## Task to complete
For each line below that contains the string "color", copy that line.
─── Supplied entries ───
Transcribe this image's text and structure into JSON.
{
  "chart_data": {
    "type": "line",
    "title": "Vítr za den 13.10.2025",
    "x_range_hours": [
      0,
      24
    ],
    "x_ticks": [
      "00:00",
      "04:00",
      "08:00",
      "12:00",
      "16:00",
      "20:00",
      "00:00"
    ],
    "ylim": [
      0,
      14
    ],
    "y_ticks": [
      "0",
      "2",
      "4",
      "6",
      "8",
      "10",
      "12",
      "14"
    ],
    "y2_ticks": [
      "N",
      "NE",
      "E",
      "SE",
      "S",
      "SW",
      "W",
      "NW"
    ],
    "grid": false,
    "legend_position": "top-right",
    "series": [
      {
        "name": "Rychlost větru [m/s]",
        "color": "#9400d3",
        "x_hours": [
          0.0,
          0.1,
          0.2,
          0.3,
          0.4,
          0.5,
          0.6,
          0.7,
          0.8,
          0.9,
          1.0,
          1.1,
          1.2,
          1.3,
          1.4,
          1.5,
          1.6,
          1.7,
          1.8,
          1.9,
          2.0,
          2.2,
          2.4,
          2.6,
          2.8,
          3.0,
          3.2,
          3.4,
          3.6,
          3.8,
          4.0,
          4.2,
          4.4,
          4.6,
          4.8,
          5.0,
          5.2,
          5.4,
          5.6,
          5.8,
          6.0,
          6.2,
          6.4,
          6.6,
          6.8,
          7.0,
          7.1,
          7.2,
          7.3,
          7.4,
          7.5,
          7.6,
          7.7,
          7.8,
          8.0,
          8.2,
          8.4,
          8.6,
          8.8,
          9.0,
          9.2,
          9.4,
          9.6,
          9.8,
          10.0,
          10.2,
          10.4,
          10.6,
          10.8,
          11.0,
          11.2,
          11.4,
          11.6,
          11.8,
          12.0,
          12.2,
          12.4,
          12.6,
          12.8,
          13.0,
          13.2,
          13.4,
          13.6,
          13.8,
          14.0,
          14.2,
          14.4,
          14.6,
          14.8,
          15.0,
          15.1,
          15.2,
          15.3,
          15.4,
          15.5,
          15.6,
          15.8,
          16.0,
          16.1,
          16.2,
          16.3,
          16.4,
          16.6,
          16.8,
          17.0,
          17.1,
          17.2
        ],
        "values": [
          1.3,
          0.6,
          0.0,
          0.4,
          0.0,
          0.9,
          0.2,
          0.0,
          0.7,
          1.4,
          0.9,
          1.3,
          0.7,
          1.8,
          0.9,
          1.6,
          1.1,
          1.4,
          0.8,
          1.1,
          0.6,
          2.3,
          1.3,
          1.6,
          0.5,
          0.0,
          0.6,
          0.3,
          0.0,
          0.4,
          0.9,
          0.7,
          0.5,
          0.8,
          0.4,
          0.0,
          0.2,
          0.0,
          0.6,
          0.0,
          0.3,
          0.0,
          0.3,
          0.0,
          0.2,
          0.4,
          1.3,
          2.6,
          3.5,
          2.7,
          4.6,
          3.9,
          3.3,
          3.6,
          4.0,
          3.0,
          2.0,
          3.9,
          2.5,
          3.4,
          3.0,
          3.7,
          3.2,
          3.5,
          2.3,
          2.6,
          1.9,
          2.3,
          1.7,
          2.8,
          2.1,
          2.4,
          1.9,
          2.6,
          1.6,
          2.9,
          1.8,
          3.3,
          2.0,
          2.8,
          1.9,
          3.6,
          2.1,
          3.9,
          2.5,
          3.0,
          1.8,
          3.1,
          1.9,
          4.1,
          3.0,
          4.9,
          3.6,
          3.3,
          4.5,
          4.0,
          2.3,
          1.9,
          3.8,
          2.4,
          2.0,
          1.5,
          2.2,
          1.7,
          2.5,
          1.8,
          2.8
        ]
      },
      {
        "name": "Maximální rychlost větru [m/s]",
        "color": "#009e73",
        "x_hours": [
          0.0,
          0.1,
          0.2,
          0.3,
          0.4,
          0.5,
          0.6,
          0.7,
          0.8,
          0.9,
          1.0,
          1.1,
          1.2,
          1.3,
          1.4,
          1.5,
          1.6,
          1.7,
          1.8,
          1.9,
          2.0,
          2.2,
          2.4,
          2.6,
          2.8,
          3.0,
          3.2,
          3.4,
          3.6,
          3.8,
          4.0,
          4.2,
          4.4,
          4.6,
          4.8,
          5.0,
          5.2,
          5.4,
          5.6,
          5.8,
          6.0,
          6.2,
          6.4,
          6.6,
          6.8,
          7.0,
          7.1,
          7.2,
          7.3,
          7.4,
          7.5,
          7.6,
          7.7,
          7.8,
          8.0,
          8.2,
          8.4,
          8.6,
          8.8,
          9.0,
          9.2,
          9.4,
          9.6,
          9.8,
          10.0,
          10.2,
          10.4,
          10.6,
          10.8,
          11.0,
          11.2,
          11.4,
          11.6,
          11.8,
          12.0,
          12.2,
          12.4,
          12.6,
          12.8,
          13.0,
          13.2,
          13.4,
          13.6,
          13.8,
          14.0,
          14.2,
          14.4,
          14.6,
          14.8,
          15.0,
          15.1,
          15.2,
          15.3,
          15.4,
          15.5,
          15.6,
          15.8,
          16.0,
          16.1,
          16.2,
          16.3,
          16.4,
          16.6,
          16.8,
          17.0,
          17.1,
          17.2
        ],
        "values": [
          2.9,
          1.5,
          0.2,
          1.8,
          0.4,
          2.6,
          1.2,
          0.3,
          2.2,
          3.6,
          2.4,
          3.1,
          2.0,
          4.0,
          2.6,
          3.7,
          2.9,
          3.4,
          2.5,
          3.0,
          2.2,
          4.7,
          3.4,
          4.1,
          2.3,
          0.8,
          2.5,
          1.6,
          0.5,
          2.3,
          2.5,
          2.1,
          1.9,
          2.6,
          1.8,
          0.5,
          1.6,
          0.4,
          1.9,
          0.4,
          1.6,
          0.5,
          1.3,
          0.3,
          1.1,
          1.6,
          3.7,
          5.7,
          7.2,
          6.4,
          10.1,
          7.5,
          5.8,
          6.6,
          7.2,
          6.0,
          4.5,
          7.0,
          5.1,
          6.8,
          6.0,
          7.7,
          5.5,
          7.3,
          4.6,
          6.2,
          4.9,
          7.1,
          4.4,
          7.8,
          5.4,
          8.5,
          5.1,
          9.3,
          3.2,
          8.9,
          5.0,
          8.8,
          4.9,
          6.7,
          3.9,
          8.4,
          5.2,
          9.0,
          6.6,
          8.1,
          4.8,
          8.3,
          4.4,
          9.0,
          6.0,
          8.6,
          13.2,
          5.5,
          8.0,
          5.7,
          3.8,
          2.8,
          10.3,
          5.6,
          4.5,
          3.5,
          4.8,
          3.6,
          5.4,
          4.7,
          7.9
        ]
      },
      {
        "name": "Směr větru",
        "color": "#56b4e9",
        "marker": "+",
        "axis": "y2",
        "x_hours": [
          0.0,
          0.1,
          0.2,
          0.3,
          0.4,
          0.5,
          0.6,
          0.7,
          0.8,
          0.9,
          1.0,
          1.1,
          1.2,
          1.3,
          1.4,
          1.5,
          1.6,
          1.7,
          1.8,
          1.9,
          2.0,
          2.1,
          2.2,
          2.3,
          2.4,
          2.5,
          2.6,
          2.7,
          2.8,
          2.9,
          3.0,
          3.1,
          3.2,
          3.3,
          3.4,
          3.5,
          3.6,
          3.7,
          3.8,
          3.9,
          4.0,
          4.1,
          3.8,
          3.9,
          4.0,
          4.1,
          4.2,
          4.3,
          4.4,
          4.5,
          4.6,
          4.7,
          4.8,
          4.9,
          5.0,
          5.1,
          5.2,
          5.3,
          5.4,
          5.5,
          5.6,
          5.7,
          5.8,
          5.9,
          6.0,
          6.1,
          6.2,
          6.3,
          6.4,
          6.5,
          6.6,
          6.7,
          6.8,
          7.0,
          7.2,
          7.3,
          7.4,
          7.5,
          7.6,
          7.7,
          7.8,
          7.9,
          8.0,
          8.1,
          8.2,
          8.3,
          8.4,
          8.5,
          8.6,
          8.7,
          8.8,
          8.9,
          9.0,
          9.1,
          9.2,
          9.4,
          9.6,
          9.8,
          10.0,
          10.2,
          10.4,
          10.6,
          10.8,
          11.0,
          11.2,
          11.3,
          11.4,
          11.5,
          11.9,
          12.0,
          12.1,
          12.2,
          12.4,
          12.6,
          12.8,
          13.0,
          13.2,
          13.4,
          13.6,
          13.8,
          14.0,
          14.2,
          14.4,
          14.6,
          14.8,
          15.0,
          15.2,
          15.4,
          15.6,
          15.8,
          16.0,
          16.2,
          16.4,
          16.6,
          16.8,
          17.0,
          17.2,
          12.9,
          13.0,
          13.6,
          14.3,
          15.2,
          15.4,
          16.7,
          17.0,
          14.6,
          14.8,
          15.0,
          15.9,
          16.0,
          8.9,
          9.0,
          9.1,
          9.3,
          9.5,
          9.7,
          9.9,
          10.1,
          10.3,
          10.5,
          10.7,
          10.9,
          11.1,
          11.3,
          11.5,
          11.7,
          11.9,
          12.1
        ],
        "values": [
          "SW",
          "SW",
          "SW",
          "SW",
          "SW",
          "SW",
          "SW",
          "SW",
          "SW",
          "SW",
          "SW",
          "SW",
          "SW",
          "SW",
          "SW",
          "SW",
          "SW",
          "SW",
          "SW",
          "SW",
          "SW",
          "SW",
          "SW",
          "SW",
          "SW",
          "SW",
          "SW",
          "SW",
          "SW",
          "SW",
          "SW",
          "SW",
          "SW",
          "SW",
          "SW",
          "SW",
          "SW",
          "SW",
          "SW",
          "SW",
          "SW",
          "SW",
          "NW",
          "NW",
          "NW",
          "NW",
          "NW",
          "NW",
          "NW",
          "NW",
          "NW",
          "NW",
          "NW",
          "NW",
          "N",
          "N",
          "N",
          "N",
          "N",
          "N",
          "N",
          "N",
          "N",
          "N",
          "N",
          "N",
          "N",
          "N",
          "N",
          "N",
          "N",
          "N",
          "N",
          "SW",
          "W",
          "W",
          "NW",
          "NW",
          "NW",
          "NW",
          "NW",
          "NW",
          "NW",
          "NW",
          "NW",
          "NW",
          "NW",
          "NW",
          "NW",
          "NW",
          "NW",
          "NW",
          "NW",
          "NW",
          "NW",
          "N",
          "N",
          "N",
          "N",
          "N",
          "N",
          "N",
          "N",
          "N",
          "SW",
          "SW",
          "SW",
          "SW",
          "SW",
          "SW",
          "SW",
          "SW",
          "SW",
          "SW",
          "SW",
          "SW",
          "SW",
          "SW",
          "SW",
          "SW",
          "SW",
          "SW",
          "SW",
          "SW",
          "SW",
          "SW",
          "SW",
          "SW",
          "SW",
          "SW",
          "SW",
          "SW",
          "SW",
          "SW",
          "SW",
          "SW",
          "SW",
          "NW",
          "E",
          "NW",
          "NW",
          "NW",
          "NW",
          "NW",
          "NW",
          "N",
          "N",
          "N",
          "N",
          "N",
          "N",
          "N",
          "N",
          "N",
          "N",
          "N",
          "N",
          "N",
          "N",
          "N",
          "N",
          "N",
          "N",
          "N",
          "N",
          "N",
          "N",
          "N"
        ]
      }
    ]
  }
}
───
## Answer to the problem
        "color": "#9400d3",
        "color": "#009e73",
        "color": "#56b4e9",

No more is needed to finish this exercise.